Single out the lines of the material that contain "grid" and copy them.

(Entries from a dataset)
┄┄┄┄┄┄┄┄┄┄┄┄┄┄┄┄┄┄┄┄

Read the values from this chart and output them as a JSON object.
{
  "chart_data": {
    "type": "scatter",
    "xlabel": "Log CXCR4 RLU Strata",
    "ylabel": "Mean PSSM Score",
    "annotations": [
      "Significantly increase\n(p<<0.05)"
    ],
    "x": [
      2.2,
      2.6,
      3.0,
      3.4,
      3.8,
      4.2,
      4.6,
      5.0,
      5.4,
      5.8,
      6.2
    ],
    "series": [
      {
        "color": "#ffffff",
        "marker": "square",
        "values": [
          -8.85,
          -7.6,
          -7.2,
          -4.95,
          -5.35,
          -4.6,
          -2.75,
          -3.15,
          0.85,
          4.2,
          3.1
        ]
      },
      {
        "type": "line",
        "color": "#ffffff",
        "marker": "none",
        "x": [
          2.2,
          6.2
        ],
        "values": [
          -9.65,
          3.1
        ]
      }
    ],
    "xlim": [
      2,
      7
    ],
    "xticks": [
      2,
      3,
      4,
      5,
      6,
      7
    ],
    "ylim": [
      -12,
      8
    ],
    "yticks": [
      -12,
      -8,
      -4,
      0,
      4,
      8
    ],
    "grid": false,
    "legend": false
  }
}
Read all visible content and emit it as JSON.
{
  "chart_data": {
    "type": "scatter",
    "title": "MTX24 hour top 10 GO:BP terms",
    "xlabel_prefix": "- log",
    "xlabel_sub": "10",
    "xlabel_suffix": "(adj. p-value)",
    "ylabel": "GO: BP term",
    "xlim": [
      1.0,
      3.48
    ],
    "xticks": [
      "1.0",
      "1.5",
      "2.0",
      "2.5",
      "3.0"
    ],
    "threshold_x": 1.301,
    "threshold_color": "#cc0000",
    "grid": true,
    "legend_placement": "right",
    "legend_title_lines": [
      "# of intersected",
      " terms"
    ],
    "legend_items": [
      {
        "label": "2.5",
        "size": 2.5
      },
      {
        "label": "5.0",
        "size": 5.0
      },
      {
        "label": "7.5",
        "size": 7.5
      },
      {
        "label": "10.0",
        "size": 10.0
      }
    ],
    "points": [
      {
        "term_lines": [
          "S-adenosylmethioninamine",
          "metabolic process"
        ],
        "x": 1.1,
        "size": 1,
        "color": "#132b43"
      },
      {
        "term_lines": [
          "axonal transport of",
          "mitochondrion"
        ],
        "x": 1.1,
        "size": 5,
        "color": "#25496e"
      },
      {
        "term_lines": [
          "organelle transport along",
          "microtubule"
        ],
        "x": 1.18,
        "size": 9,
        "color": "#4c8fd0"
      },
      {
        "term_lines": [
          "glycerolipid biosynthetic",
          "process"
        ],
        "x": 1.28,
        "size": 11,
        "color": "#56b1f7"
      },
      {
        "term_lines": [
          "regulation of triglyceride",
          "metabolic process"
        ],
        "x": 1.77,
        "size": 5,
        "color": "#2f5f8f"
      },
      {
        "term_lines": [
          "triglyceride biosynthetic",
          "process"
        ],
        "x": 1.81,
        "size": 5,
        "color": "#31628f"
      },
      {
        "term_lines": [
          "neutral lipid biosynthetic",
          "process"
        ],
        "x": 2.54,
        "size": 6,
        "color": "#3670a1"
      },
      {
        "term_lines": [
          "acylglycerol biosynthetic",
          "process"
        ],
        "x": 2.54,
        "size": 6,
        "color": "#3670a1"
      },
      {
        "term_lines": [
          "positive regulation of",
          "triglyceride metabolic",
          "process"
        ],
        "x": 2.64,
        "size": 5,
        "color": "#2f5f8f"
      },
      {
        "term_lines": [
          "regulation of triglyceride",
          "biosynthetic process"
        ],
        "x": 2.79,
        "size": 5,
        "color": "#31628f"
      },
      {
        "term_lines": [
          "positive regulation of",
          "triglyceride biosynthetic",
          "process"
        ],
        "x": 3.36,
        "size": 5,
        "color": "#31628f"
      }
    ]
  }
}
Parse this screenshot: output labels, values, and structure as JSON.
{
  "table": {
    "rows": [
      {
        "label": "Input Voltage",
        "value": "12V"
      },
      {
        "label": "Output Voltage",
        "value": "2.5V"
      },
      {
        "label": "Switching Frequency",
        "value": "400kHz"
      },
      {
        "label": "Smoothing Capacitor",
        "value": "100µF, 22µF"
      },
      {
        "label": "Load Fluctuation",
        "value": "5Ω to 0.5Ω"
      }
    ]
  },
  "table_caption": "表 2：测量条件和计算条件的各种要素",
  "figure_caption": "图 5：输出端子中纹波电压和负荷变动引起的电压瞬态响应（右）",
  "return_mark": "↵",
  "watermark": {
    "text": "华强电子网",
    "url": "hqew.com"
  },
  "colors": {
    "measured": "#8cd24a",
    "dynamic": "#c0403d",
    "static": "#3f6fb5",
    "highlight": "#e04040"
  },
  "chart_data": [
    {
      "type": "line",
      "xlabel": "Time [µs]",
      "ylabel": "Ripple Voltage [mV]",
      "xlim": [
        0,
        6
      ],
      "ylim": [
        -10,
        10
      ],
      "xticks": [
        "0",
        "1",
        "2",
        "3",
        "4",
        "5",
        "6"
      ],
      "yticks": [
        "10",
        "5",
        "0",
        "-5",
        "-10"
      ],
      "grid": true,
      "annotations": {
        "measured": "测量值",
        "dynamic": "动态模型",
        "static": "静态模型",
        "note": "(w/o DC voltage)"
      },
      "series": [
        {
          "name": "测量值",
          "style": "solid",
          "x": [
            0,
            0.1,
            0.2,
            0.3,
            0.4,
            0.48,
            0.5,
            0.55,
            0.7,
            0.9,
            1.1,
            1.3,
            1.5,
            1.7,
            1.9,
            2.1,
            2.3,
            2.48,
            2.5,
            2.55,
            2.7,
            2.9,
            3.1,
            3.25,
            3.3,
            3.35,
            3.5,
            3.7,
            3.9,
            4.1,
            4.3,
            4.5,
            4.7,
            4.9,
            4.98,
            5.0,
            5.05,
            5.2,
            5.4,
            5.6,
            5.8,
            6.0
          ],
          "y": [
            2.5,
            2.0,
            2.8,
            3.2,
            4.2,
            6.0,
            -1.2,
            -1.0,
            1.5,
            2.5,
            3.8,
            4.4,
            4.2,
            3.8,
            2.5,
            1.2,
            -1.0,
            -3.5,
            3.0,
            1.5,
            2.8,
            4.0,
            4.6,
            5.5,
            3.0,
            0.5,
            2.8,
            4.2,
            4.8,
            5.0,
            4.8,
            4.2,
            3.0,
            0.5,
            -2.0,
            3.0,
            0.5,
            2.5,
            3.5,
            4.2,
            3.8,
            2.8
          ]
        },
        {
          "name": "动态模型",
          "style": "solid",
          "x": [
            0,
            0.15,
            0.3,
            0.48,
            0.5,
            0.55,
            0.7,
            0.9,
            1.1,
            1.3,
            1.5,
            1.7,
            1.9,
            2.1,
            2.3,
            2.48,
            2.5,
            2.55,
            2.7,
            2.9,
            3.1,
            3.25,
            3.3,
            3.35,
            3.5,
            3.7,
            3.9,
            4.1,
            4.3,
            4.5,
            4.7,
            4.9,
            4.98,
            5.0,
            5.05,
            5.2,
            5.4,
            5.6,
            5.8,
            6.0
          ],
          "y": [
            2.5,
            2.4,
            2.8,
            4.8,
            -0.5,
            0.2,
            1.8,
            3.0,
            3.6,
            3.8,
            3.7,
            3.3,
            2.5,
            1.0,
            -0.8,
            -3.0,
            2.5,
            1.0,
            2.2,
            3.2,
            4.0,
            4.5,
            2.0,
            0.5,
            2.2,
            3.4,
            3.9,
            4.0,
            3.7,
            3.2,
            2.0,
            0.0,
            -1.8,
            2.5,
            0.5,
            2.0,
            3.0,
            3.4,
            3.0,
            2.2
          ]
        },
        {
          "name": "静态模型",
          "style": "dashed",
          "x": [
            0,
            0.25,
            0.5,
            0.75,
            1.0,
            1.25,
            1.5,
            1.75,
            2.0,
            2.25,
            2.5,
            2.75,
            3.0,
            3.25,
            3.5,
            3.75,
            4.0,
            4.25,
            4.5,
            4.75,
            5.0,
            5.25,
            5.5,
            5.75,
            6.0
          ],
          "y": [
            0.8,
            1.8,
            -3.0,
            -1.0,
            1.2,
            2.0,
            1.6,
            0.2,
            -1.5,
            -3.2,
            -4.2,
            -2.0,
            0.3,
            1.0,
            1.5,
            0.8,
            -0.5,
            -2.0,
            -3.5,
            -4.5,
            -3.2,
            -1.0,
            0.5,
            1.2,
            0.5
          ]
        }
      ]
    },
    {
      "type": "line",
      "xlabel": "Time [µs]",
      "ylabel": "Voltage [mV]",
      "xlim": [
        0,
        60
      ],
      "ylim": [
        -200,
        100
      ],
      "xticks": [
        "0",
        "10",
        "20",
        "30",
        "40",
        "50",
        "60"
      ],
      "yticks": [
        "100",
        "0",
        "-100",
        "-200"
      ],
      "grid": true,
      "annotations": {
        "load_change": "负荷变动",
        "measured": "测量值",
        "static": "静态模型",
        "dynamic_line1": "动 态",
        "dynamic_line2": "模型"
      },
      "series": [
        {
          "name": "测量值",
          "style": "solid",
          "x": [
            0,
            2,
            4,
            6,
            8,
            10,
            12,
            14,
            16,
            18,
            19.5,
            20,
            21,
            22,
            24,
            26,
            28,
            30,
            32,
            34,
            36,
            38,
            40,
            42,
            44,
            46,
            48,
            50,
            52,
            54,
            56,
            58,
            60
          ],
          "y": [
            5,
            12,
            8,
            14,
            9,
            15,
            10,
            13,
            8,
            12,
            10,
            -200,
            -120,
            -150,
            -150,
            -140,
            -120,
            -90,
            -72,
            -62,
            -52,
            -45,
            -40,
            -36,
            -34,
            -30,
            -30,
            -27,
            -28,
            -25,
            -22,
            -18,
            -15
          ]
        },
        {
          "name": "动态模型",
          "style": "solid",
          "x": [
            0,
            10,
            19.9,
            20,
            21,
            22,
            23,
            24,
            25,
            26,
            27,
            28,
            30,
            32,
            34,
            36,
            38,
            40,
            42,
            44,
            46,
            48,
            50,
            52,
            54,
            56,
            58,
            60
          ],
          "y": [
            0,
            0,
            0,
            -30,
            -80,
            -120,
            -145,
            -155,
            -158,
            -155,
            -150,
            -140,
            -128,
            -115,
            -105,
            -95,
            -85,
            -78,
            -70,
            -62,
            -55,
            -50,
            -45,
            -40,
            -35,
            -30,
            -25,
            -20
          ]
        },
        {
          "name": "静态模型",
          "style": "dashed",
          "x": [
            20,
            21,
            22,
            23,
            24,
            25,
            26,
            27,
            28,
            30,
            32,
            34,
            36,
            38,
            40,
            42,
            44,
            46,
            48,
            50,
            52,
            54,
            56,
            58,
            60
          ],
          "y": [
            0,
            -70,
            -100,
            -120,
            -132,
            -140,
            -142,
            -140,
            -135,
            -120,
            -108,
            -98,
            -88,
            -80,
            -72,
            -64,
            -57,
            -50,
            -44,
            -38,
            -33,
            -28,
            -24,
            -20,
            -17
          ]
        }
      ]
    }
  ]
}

┄┄┄┄┄┄┄┄┄┄┄┄┄┄┄┄┄┄┄┄

◆ Answer below
    "grid": false,
    "grid": true,
      "grid": true,
      "grid": true,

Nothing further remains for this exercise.